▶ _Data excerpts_
╭──

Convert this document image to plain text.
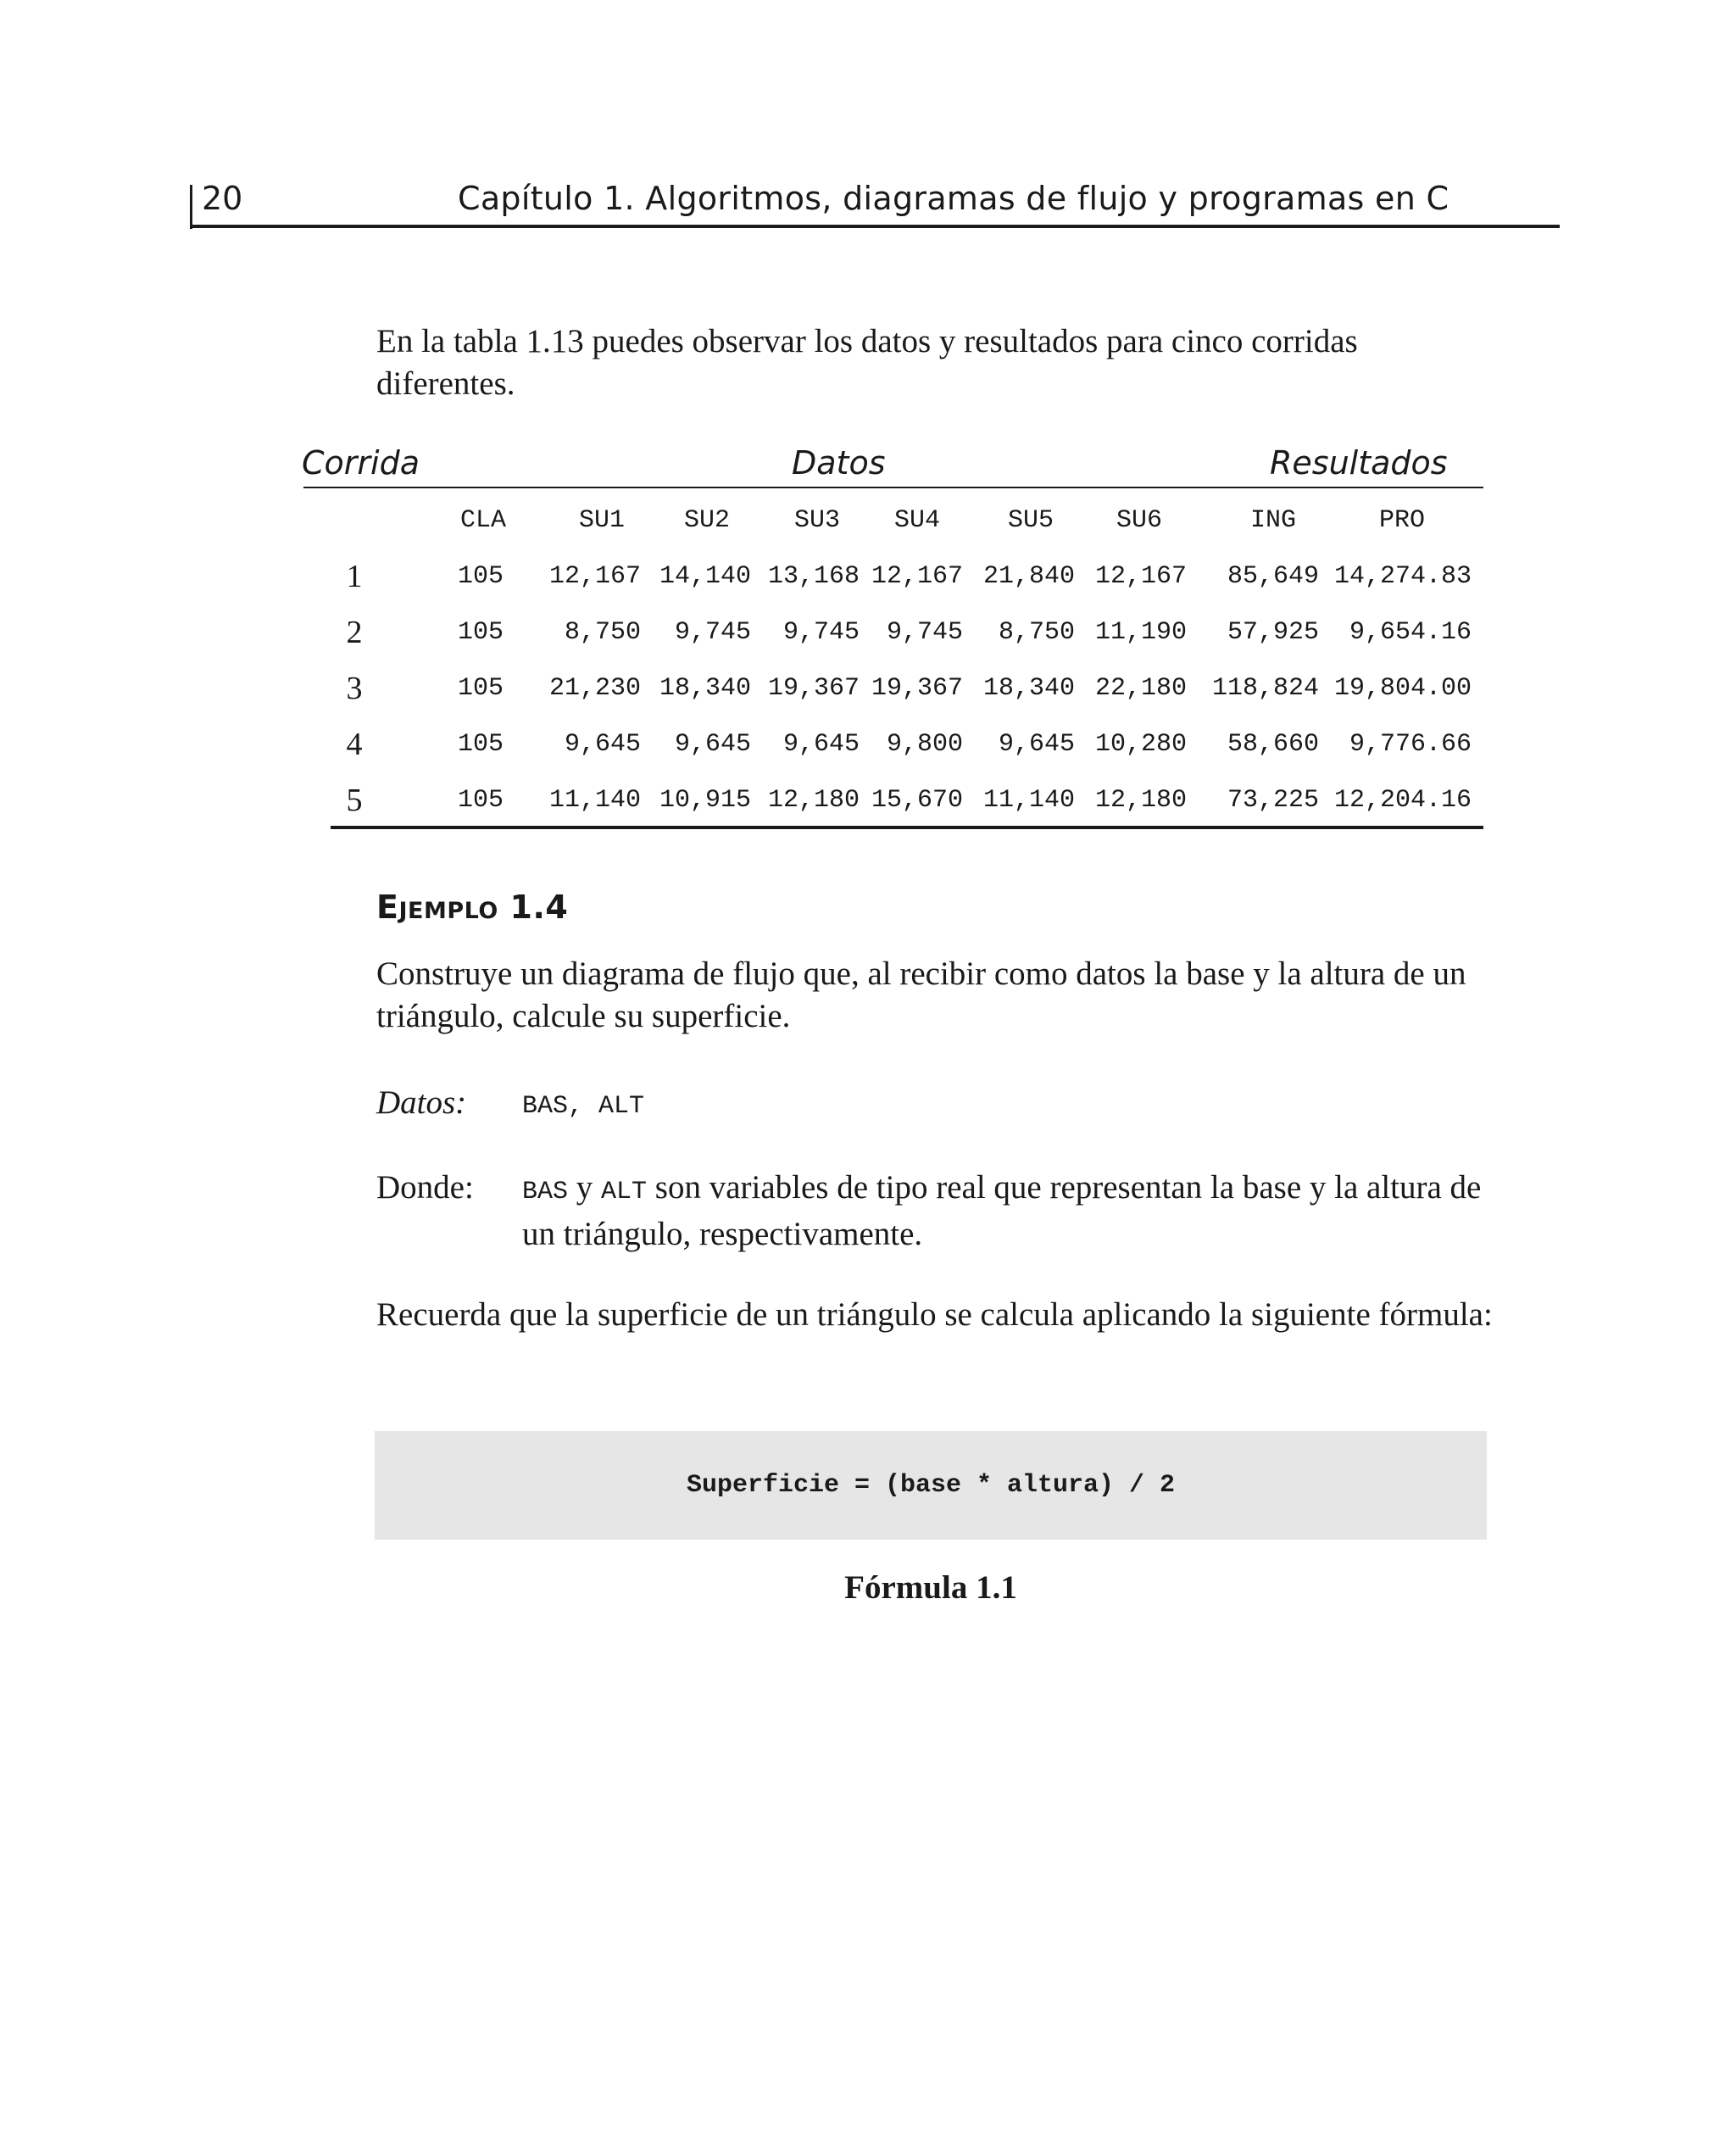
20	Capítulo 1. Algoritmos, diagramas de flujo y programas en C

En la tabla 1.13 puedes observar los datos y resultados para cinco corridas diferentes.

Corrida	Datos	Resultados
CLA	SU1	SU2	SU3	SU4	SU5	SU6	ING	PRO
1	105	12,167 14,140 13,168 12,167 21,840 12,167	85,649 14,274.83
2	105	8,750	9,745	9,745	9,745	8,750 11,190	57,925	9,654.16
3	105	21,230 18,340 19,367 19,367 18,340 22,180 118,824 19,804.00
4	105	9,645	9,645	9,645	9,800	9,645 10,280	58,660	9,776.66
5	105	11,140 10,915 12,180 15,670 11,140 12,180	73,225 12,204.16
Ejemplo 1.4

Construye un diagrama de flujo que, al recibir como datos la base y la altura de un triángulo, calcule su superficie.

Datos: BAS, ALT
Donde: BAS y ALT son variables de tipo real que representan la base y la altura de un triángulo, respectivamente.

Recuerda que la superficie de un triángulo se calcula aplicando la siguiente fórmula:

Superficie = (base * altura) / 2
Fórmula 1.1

╰──

▶ _Short problem_
Repeat the entries exactly and keep the pictures out of the copy.

▶ _Answer to this problem_
Convert this document image to plain text.
20	Capítulo 1. Algoritmos, diagramas de flujo y programas en C

En la tabla 1.13 puedes observar los datos y resultados para cinco corridas diferentes.

Corrida	Datos	Resultados
CLA	SU1	SU2	SU3	SU4	SU5	SU6	ING	PRO
1	105	12,167 14,140 13,168 12,167 21,840 12,167	85,649 14,274.83
2	105	8,750	9,745	9,745	9,745	8,750 11,190	57,925	9,654.16
3	105	21,230 18,340 19,367 19,367 18,340 22,180 118,824 19,804.00
4	105	9,645	9,645	9,645	9,800	9,645 10,280	58,660	9,776.66
5	105	11,140 10,915 12,180 15,670 11,140 12,180	73,225 12,204.16
Ejemplo 1.4

Construye un diagrama de flujo que, al recibir como datos la base y la altura de un triángulo, calcule su superficie.

Datos: BAS, ALT
Donde: BAS y ALT son variables de tipo real que representan la base y la altura de un triángulo, respectivamente.

Recuerda que la superficie de un triángulo se calcula aplicando la siguiente fórmula:

Superficie = (base * altura) / 2
Fórmula 1.1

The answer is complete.